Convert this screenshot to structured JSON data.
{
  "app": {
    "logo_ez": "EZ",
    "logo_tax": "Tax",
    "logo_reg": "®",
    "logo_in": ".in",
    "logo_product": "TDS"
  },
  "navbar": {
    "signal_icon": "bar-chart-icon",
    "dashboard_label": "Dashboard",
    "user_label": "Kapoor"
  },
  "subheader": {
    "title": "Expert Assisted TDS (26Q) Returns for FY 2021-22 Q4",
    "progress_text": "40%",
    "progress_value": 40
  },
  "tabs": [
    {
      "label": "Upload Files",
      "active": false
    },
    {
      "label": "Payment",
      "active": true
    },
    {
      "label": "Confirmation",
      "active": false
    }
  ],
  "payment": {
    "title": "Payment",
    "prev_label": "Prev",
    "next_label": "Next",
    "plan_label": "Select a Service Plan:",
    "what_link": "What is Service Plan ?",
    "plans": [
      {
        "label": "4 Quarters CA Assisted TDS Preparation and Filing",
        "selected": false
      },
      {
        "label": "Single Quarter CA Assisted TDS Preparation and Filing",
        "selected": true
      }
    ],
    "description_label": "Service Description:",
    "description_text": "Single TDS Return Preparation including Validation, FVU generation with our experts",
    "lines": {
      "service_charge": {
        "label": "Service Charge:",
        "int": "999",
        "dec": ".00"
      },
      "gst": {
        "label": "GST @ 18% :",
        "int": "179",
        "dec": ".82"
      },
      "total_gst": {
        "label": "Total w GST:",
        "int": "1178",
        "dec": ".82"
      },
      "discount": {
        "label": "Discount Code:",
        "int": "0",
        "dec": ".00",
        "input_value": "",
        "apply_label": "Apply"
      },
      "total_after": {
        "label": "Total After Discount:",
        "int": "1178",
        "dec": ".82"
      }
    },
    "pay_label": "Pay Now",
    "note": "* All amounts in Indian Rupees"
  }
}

——————

◆ **TASK DIRECTIONS**: Repeat the preceding lines exactly, please, every one of them.

◆ **RESULT OF THIS TASK**:
Convert this screenshot to structured JSON data.
{
  "app": {
    "logo_ez": "EZ",
    "logo_tax": "Tax",
    "logo_reg": "®",
    "logo_in": ".in",
    "logo_product": "TDS"
  },
  "navbar": {
    "signal_icon": "bar-chart-icon",
    "dashboard_label": "Dashboard",
    "user_label": "Kapoor"
  },
  "subheader": {
    "title": "Expert Assisted TDS (26Q) Returns for FY 2021-22 Q4",
    "progress_text": "40%",
    "progress_value": 40
  },
  "tabs": [
    {
      "label": "Upload Files",
      "active": false
    },
    {
      "label": "Payment",
      "active": true
    },
    {
      "label": "Confirmation",
      "active": false
    }
  ],
  "payment": {
    "title": "Payment",
    "prev_label": "Prev",
    "next_label": "Next",
    "plan_label": "Select a Service Plan:",
    "what_link": "What is Service Plan ?",
    "plans": [
      {
        "label": "4 Quarters CA Assisted TDS Preparation and Filing",
        "selected": false
      },
      {
        "label": "Single Quarter CA Assisted TDS Preparation and Filing",
        "selected": true
      }
    ],
    "description_label": "Service Description:",
    "description_text": "Single TDS Return Preparation including Validation, FVU generation with our experts",
    "lines": {
      "service_charge": {
        "label": "Service Charge:",
        "int": "999",
        "dec": ".00"
      },
      "gst": {
        "label": "GST @ 18% :",
        "int": "179",
        "dec": ".82"
      },
      "total_gst": {
        "label": "Total w GST:",
        "int": "1178",
        "dec": ".82"
      },
      "discount": {
        "label": "Discount Code:",
        "int": "0",
        "dec": ".00",
        "input_value": "",
        "apply_label": "Apply"
      },
      "total_after": {
        "label": "Total After Discount:",
        "int": "1178",
        "dec": ".82"
      }
    },
    "pay_label": "Pay Now",
    "note": "* All amounts in Indian Rupees"
  }
}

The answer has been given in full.